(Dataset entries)
□ □ □ □

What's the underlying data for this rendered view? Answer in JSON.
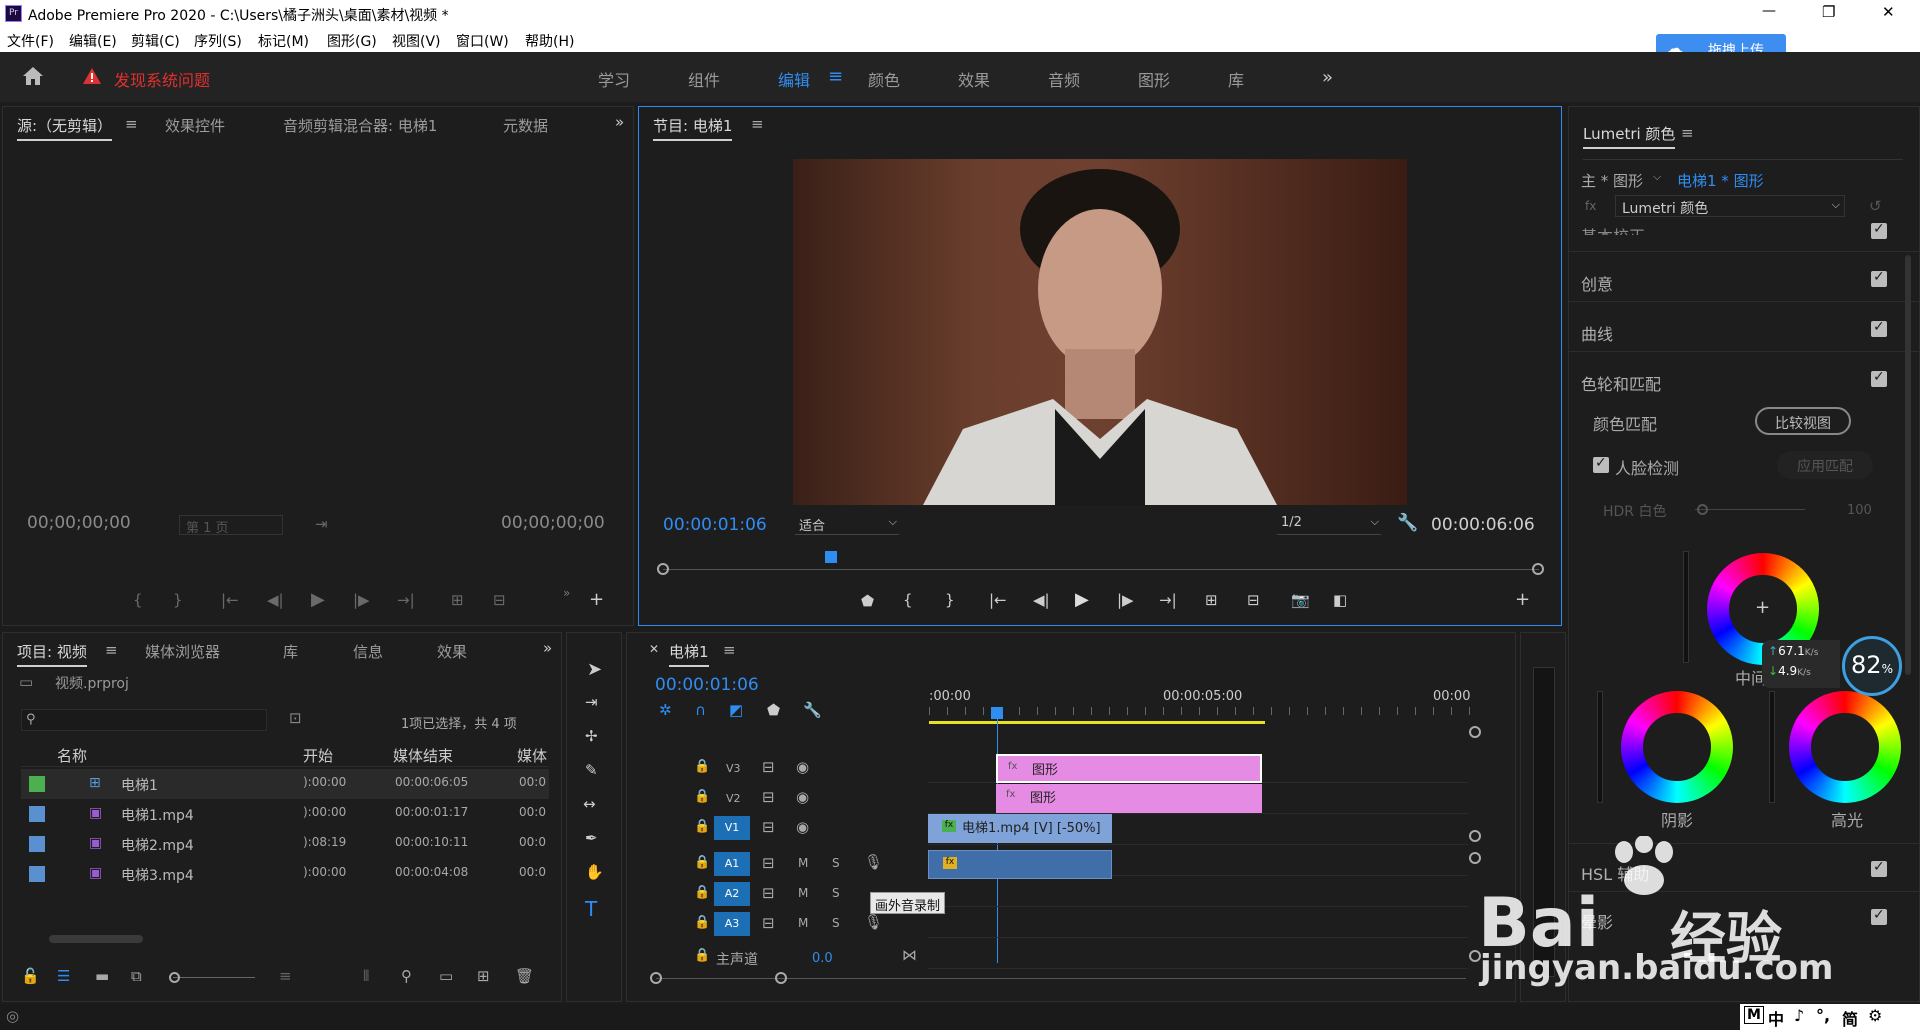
{
  "window": {
    "title": "Adobe Premiere Pro 2020 - C:\\Users\\橘子洲头\\桌面\\素材\\视频 *",
    "minimize": "—",
    "maximize": "❐",
    "close": "✕"
  },
  "menu": [
    "文件(F)",
    "编辑(E)",
    "剪辑(C)",
    "序列(S)",
    "标记(M)",
    "图形(G)",
    "视图(V)",
    "窗口(W)",
    "帮助(H)"
  ],
  "upload_button": "拖拽上传",
  "workspace": {
    "alert": "发现系统问题",
    "tabs": [
      "学习",
      "组件",
      "编辑",
      "颜色",
      "效果",
      "音频",
      "图形",
      "库"
    ],
    "active": "编辑",
    "more": "»"
  },
  "source_panel": {
    "tabs": [
      "源:（无剪辑）",
      "效果控件",
      "音频剪辑混合器: 电梯1",
      "元数据"
    ],
    "tc_left": "00;00;00;00",
    "page": "第 1 页",
    "tc_right": "00;00;00;00"
  },
  "program_panel": {
    "title": "节目: 电梯1",
    "tc_current": "00:00:01:06",
    "fit": "适合",
    "resolution": "1/2",
    "tc_duration": "00:00:06:06"
  },
  "project_panel": {
    "tabs": [
      "项目: 视频",
      "媒体浏览器",
      "库",
      "信息",
      "效果"
    ],
    "file": "视频.prproj",
    "search_placeholder": "",
    "selection": "1项已选择，共 4 项",
    "columns": [
      "名称",
      "开始",
      "媒体结束",
      "媒体"
    ],
    "rows": [
      {
        "name": "电梯1",
        "start": "):00:00",
        "end": "00:00:06:05",
        "media": "00:0",
        "color": "#4caf50"
      },
      {
        "name": "电梯1.mp4",
        "start": "):00:00",
        "end": "00:00:01:17",
        "media": "00:0",
        "color": "#5a8fd0"
      },
      {
        "name": "电梯2.mp4",
        "start": "):08:19",
        "end": "00:00:10:11",
        "media": "00:0",
        "color": "#5a8fd0"
      },
      {
        "name": "电梯3.mp4",
        "start": "):00:00",
        "end": "00:00:04:08",
        "media": "00:0",
        "color": "#5a8fd0"
      }
    ]
  },
  "timeline": {
    "title": "电梯1",
    "tc": "00:00:01:06",
    "ruler": [
      ":00:00",
      "00:00:05:00",
      "00:00"
    ],
    "tracks": {
      "v3": "V3",
      "v2": "V2",
      "v1": "V1",
      "a1": "A1",
      "a2": "A2",
      "a3": "A3",
      "master": "主声道",
      "master_val": "0.0"
    },
    "clips": {
      "g1": "图形",
      "g2": "图形",
      "video": "电梯1.mp4 [V] [-50%]"
    },
    "tooltip": "画外音录制"
  },
  "lumetri": {
    "title": "Lumetri 颜色",
    "source_left": "主 * 图形",
    "source_right": "电梯1 * 图形",
    "effect": "Lumetri 颜色",
    "sections": [
      "基本校正",
      "创意",
      "曲线",
      "色轮和匹配"
    ],
    "color_match": "颜色匹配",
    "compare": "比较视图",
    "face": "人脸检测",
    "apply": "应用匹配",
    "hdr": "HDR 白色",
    "hdr_val": "100",
    "midtone": "中间调",
    "shadow": "阴影",
    "highlight": "高光",
    "hsl": "HSL 辅助",
    "vignette": "晕影"
  },
  "net": {
    "up": "67.1",
    "down": "4.9",
    "unit": "K/s",
    "percent": "82",
    "pct_sign": "%"
  },
  "watermark": {
    "brand": "Bai",
    "sub": "经验",
    "url": "jingyan.baidu.com"
  },
  "ime": [
    "M",
    "中",
    "♪",
    "°,",
    "简",
    "⚙"
  ]
}
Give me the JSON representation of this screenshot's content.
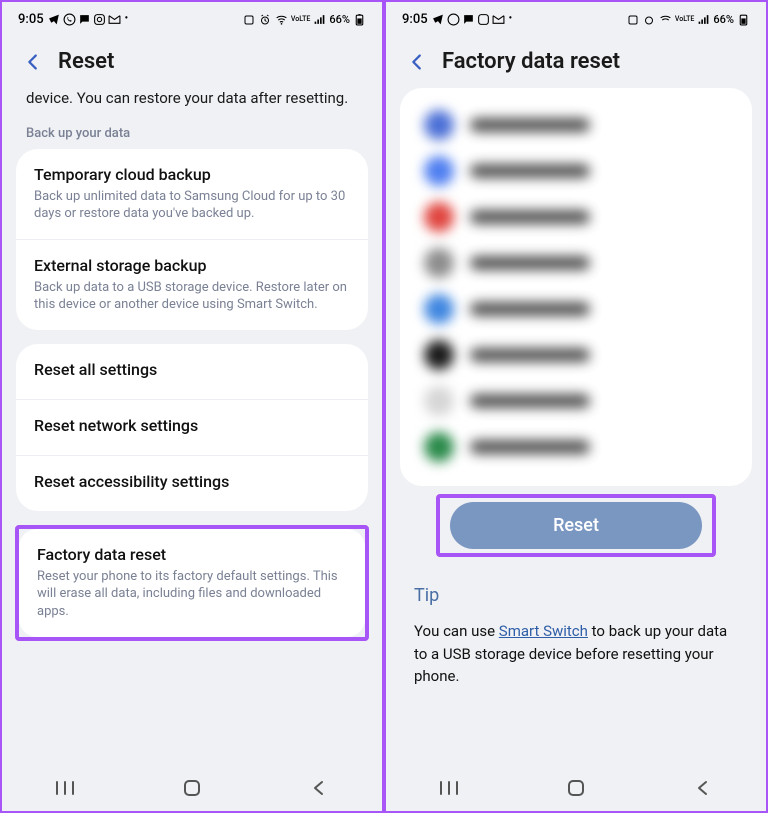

□ □ □ □

=== PROBLEM REQUIREMENTS ===
Your answer should be one number: how many lines in the material above contain the string "this".

=== WORKED ANSWER ===
2